Material provided:
━━━━━━━━━━━━━━━━━━━━

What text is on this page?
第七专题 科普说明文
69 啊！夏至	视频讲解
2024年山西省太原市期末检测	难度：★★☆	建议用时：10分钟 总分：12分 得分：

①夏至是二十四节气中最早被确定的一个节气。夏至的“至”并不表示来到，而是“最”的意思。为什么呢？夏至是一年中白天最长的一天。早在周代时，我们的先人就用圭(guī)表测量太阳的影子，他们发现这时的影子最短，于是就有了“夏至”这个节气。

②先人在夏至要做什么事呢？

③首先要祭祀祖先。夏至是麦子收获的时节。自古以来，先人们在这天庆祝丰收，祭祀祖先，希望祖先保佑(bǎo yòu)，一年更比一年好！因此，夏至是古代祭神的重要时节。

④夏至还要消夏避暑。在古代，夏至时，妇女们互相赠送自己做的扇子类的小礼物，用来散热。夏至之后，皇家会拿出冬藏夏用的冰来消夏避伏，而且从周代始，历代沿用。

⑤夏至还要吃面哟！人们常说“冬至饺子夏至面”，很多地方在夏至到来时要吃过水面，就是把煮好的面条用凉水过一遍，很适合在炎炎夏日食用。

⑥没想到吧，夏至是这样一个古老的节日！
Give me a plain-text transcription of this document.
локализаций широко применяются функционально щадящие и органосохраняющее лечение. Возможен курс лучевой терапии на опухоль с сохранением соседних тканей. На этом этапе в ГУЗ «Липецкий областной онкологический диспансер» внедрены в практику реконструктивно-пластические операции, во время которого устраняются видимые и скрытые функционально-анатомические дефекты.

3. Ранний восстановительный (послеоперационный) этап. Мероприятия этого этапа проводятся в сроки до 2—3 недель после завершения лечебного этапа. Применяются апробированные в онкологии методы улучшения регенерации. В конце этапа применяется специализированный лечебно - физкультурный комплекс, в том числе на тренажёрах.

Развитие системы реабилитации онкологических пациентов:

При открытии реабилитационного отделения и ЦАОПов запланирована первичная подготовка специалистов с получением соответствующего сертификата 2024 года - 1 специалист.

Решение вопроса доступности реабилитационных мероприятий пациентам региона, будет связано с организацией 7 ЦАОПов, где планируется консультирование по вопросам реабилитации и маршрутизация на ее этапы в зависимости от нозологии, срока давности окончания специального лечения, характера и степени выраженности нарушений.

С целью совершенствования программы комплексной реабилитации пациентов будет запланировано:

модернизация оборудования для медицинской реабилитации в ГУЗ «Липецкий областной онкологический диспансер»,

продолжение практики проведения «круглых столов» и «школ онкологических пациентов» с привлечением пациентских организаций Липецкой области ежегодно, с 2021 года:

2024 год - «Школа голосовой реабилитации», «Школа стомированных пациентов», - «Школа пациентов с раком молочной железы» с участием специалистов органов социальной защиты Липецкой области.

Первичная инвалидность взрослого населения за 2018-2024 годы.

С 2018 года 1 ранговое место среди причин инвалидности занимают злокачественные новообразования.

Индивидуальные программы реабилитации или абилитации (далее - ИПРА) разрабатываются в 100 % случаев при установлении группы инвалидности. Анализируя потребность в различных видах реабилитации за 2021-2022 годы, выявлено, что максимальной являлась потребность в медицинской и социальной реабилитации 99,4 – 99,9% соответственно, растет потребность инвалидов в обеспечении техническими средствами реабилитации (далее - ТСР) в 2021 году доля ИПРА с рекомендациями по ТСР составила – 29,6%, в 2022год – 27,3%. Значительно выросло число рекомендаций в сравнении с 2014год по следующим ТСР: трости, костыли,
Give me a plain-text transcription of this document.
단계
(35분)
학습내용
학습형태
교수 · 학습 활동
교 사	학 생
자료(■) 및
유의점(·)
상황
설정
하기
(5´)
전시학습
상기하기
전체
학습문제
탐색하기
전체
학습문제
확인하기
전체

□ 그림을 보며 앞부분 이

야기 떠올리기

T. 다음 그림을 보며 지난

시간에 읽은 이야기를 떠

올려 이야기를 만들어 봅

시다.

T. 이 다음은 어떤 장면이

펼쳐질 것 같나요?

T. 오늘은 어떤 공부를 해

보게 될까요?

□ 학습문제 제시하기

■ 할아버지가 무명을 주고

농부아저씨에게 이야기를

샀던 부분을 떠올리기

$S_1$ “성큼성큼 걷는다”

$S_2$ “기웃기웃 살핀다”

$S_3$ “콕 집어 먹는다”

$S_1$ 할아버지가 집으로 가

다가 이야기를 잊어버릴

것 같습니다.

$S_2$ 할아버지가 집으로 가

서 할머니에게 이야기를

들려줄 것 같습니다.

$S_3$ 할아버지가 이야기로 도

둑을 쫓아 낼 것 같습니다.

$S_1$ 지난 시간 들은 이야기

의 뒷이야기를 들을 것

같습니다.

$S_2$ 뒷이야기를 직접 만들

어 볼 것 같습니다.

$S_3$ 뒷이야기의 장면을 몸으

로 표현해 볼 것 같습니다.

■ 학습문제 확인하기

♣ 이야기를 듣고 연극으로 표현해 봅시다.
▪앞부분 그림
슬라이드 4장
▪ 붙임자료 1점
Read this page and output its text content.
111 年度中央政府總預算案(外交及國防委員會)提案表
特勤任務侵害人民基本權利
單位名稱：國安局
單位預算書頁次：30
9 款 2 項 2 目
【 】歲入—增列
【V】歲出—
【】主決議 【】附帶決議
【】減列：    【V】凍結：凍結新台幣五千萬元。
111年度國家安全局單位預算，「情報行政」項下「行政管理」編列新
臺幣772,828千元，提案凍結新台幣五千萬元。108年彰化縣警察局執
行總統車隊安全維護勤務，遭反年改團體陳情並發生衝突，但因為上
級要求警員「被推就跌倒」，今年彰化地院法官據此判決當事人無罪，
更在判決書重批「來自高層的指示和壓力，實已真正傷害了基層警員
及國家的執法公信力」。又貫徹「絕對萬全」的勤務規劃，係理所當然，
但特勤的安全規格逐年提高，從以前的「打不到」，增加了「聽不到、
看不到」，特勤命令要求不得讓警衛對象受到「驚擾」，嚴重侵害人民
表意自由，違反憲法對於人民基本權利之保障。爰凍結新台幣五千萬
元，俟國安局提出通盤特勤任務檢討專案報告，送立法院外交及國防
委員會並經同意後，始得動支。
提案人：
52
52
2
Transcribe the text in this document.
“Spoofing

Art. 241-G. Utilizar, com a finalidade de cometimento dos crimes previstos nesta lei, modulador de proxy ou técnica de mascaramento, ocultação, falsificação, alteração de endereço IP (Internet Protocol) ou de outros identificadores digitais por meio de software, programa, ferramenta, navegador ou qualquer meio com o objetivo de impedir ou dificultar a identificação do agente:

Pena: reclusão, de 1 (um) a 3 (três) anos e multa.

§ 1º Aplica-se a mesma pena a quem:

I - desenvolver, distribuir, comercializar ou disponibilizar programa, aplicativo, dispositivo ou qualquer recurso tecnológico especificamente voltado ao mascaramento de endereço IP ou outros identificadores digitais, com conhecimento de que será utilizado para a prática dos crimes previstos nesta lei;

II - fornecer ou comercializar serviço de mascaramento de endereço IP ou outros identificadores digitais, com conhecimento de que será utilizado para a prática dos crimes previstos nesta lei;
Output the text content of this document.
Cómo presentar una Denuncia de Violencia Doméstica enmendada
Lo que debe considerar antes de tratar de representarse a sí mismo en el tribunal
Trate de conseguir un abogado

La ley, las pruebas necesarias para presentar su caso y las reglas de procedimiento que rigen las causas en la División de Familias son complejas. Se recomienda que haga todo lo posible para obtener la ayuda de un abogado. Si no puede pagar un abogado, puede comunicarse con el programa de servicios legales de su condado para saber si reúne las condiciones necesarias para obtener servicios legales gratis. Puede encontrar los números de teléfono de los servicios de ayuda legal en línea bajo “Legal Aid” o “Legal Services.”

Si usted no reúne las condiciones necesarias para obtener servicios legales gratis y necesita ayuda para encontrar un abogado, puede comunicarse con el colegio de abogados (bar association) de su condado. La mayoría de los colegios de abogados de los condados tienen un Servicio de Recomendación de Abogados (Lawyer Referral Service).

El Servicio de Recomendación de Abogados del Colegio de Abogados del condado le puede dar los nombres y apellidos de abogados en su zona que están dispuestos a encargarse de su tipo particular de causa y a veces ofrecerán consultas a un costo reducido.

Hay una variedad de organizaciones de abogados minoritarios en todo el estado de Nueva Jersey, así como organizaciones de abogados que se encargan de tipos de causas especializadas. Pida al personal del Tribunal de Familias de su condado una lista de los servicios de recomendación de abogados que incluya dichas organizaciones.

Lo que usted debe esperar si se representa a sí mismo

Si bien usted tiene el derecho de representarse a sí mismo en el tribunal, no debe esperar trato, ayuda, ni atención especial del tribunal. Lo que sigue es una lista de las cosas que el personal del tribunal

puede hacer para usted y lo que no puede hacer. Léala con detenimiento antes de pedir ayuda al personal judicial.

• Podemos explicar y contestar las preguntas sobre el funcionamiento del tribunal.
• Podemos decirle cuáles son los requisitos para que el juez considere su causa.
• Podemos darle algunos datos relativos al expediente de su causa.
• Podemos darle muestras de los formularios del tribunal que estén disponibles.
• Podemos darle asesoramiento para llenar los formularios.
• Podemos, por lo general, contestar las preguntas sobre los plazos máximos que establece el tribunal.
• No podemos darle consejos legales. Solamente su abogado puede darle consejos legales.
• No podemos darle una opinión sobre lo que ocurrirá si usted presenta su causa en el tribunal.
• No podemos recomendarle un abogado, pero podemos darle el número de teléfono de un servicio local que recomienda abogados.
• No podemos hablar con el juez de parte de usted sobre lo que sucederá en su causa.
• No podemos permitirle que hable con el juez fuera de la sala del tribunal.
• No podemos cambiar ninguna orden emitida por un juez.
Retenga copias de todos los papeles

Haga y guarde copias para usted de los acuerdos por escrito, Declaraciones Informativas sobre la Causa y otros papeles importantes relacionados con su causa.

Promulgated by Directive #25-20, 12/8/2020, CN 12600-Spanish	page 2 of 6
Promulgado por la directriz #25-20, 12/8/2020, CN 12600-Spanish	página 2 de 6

━━━━━━━━━━━━━━━━━━━━

Task description: Collect the lines of the data that carry the word "области".

Reply to the task:
продолжение практики проведения «круглых столов» и «школ онкологических пациентов» с привлечением пациентских организаций Липецкой области ежегодно, с 2021 года:
2024 год - «Школа голосовой реабилитации», «Школа стомированных пациентов», - «Школа пациентов с раком молочной железы» с участием специалистов органов социальной защиты Липецкой области.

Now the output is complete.